Aim of the exercise –
Your copy of the material below should match it exactly, except that it holds no pictures.

Extracted records
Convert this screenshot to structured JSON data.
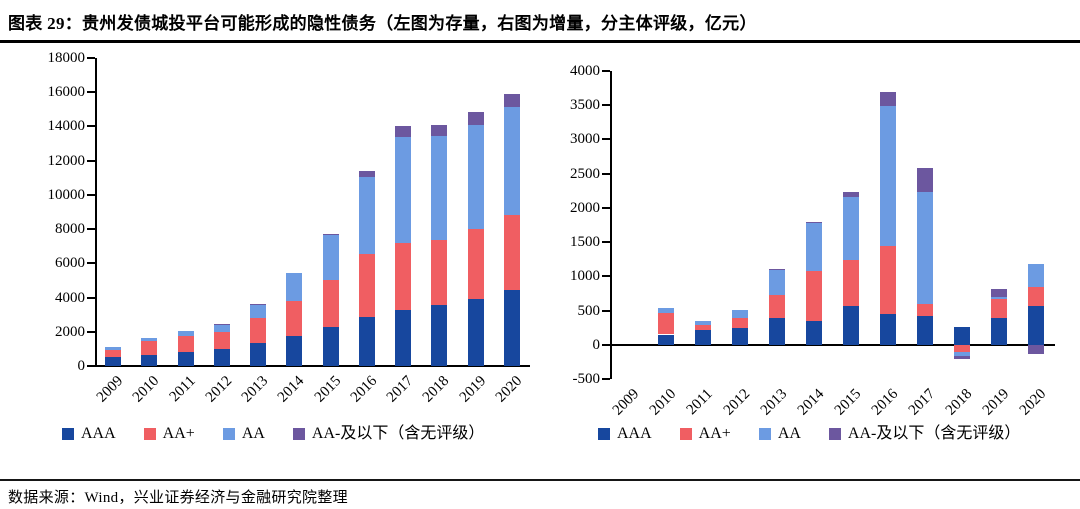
{
  "title": "图表 29：贵州发债城投平台可能形成的隐性债务（左图为存量，右图为增量，分主体评级，亿元）",
  "source": "数据来源：Wind，兴业证券经济与金融研究院整理",
  "colors": {
    "AAA": "#17479E",
    "AA_plus": "#F05E62",
    "AA": "#6C9BE2",
    "AA_minus_group": "#6C579F"
  },
  "legend_items": [
    {
      "label": "AAA",
      "color": "#17479E"
    },
    {
      "label": "AA+",
      "color": "#F05E62"
    },
    {
      "label": "AA",
      "color": "#6C9BE2"
    },
    {
      "label": "AA-及以下（含无评级）",
      "color": "#6C579F"
    }
  ],
  "chart_data": [
    {
      "id": "left",
      "type": "bar",
      "stacked": true,
      "description": "存量",
      "xlabel": "",
      "ylabel": "",
      "grid": false,
      "legend_position": "bottom",
      "categories": [
        "2009",
        "2010",
        "2011",
        "2012",
        "2013",
        "2014",
        "2015",
        "2016",
        "2017",
        "2018",
        "2019",
        "2020"
      ],
      "series": [
        {
          "name": "AAA",
          "color": "#17479E",
          "values": [
            500,
            650,
            840,
            1010,
            1350,
            1750,
            2290,
            2840,
            3280,
            3570,
            3920,
            4450
          ]
        },
        {
          "name": "AA+",
          "color": "#F05E62",
          "values": [
            450,
            820,
            930,
            980,
            1430,
            2060,
            2750,
            3730,
            3920,
            3820,
            4060,
            4400
          ]
        },
        {
          "name": "AA",
          "color": "#6C9BE2",
          "values": [
            150,
            190,
            280,
            430,
            790,
            1620,
            2590,
            4450,
            6180,
            6080,
            6080,
            6300
          ]
        },
        {
          "name": "AA-及以下（含无评级）",
          "color": "#6C579F",
          "values": [
            0,
            0,
            0,
            50,
            30,
            0,
            60,
            390,
            650,
            610,
            810,
            750
          ]
        }
      ],
      "ylim": [
        0,
        18000
      ],
      "y_ticks": [
        "18000",
        "16000",
        "14000",
        "12000",
        "10000",
        "8000",
        "6000",
        "4000",
        "2000",
        "0"
      ]
    },
    {
      "id": "right",
      "type": "bar",
      "stacked": true,
      "description": "增量",
      "xlabel": "",
      "ylabel": "",
      "grid": false,
      "legend_position": "bottom",
      "categories": [
        "2009",
        "2010",
        "2011",
        "2012",
        "2013",
        "2014",
        "2015",
        "2016",
        "2017",
        "2018",
        "2019",
        "2020"
      ],
      "series": [
        {
          "name": "AAA",
          "color": "#17479E",
          "values": [
            0,
            150,
            210,
            245,
            390,
            350,
            570,
            450,
            415,
            260,
            390,
            560
          ]
        },
        {
          "name": "AA+",
          "color": "#F05E62",
          "values": [
            0,
            310,
            75,
            145,
            340,
            730,
            675,
            1000,
            180,
            -110,
            275,
            280
          ]
        },
        {
          "name": "AA",
          "color": "#6C9BE2",
          "values": [
            0,
            75,
            60,
            120,
            365,
            700,
            915,
            2040,
            1635,
            -60,
            40,
            345
          ]
        },
        {
          "name": "AA-及以下（含无评级）",
          "color": "#6C579F",
          "values": [
            0,
            0,
            0,
            0,
            10,
            15,
            65,
            205,
            360,
            -40,
            105,
            -130
          ]
        }
      ],
      "ylim": [
        -500,
        4000
      ],
      "y_ticks": [
        "4000",
        "3500",
        "3000",
        "2500",
        "2000",
        "1500",
        "1000",
        "500",
        "0",
        "-500"
      ]
    }
  ]
}
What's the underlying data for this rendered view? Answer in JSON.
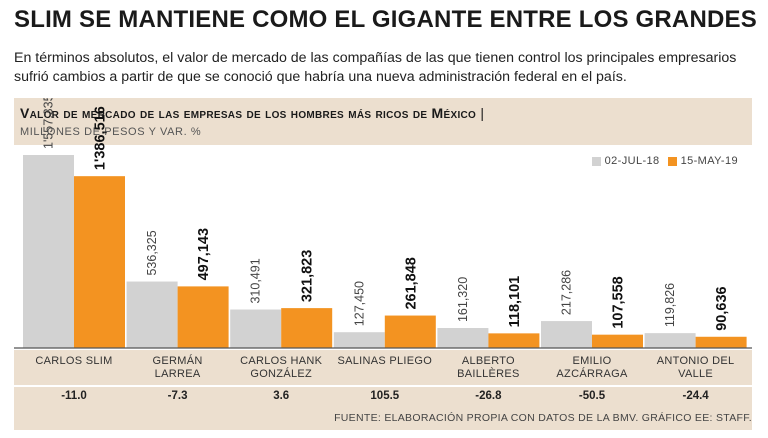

Response below –
Convert this screenshot to structured JSON data.
{
  "title": "图表 29：贵州发债城投平台可能形成的隐性债务（左图为存量，右图为增量，分主体评级，亿元）",
  "source": "数据来源：Wind，兴业证券经济与金融研究院整理",
  "colors": {
    "AAA": "#17479E",
    "AA_plus": "#F05E62",
    "AA": "#6C9BE2",
    "AA_minus_group": "#6C579F"
  },
  "legend_items": [
    {
      "label": "AAA",
      "color": "#17479E"
    },
    {
      "label": "AA+",
      "color": "#F05E62"
    },
    {
      "label": "AA",
      "color": "#6C9BE2"
    },
    {
      "label": "AA-及以下（含无评级）",
      "color": "#6C579F"
    }
  ],
  "chart_data": [
    {
      "id": "left",
      "type": "bar",
      "stacked": true,
      "description": "存量",
      "xlabel": "",
      "ylabel": "",
      "grid": false,
      "legend_position": "bottom",
      "categories": [
        "2009",
        "2010",
        "2011",
        "2012",
        "2013",
        "2014",
        "2015",
        "2016",
        "2017",
        "2018",
        "2019",
        "2020"
      ],
      "series": [
        {
          "name": "AAA",
          "color": "#17479E",
          "values": [
            500,
            650,
            840,
            1010,
            1350,
            1750,
            2290,
            2840,
            3280,
            3570,
            3920,
            4450
          ]
        },
        {
          "name": "AA+",
          "color": "#F05E62",
          "values": [
            450,
            820,
            930,
            980,
            1430,
            2060,
            2750,
            3730,
            3920,
            3820,
            4060,
            4400
          ]
        },
        {
          "name": "AA",
          "color": "#6C9BE2",
          "values": [
            150,
            190,
            280,
            430,
            790,
            1620,
            2590,
            4450,
            6180,
            6080,
            6080,
            6300
          ]
        },
        {
          "name": "AA-及以下（含无评级）",
          "color": "#6C579F",
          "values": [
            0,
            0,
            0,
            50,
            30,
            0,
            60,
            390,
            650,
            610,
            810,
            750
          ]
        }
      ],
      "ylim": [
        0,
        18000
      ],
      "y_ticks": [
        "18000",
        "16000",
        "14000",
        "12000",
        "10000",
        "8000",
        "6000",
        "4000",
        "2000",
        "0"
      ]
    },
    {
      "id": "right",
      "type": "bar",
      "stacked": true,
      "description": "增量",
      "xlabel": "",
      "ylabel": "",
      "grid": false,
      "legend_position": "bottom",
      "categories": [
        "2009",
        "2010",
        "2011",
        "2012",
        "2013",
        "2014",
        "2015",
        "2016",
        "2017",
        "2018",
        "2019",
        "2020"
      ],
      "series": [
        {
          "name": "AAA",
          "color": "#17479E",
          "values": [
            0,
            150,
            210,
            245,
            390,
            350,
            570,
            450,
            415,
            260,
            390,
            560
          ]
        },
        {
          "name": "AA+",
          "color": "#F05E62",
          "values": [
            0,
            310,
            75,
            145,
            340,
            730,
            675,
            1000,
            180,
            -110,
            275,
            280
          ]
        },
        {
          "name": "AA",
          "color": "#6C9BE2",
          "values": [
            0,
            75,
            60,
            120,
            365,
            700,
            915,
            2040,
            1635,
            -60,
            40,
            345
          ]
        },
        {
          "name": "AA-及以下（含无评级）",
          "color": "#6C579F",
          "values": [
            0,
            0,
            0,
            0,
            10,
            15,
            65,
            205,
            360,
            -40,
            105,
            -130
          ]
        }
      ],
      "ylim": [
        -500,
        4000
      ],
      "y_ticks": [
        "4000",
        "3500",
        "3000",
        "2500",
        "2000",
        "1500",
        "1000",
        "500",
        "0",
        "-500"
      ]
    }
  ]
}
What's the underlying data for this rendered view? Answer in JSON.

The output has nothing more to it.